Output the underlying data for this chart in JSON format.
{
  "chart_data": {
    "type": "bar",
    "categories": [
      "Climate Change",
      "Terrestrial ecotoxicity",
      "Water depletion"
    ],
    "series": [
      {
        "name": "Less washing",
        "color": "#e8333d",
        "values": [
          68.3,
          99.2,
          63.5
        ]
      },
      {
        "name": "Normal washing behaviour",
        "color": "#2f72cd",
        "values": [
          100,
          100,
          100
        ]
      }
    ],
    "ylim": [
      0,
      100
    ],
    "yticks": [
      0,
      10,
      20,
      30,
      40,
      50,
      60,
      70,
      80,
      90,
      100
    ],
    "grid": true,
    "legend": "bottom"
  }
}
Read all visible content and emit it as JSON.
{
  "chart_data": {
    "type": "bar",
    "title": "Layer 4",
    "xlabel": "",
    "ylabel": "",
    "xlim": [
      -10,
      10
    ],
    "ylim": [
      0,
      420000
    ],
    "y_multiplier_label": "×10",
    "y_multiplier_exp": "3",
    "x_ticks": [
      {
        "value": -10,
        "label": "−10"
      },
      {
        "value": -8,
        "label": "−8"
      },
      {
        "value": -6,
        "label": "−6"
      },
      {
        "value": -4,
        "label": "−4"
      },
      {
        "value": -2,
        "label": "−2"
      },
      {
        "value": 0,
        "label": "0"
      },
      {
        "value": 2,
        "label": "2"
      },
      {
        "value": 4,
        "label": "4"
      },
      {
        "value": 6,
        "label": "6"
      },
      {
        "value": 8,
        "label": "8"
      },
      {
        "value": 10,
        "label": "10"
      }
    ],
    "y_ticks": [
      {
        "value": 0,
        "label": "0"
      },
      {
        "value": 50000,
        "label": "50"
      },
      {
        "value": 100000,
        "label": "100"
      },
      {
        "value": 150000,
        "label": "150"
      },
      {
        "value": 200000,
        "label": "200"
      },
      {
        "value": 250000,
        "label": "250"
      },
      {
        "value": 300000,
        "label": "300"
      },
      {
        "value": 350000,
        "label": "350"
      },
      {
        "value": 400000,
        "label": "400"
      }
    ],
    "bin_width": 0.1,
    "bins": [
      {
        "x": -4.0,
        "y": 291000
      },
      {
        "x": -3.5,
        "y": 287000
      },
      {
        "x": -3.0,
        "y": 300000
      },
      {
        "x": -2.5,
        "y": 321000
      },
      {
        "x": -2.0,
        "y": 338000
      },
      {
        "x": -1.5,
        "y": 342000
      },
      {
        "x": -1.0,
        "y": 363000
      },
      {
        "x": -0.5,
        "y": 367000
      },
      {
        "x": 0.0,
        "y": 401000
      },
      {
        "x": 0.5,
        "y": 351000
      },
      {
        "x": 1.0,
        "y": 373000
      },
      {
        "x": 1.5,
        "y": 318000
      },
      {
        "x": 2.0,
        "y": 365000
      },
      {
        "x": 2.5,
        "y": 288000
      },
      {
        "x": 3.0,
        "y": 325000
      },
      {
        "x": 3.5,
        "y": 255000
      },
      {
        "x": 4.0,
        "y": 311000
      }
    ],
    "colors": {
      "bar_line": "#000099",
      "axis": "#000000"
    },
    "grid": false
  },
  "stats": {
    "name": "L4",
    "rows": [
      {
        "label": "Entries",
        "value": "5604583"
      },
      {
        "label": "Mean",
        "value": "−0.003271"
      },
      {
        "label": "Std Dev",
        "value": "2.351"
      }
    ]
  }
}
- - -
PROBLEM REQUIREMENTS » Show every line of the listing in which the string "washing" can be found.

SOLUTION TO THIS TASK »
        "name": "Less washing",
        "name": "Normal washing behaviour",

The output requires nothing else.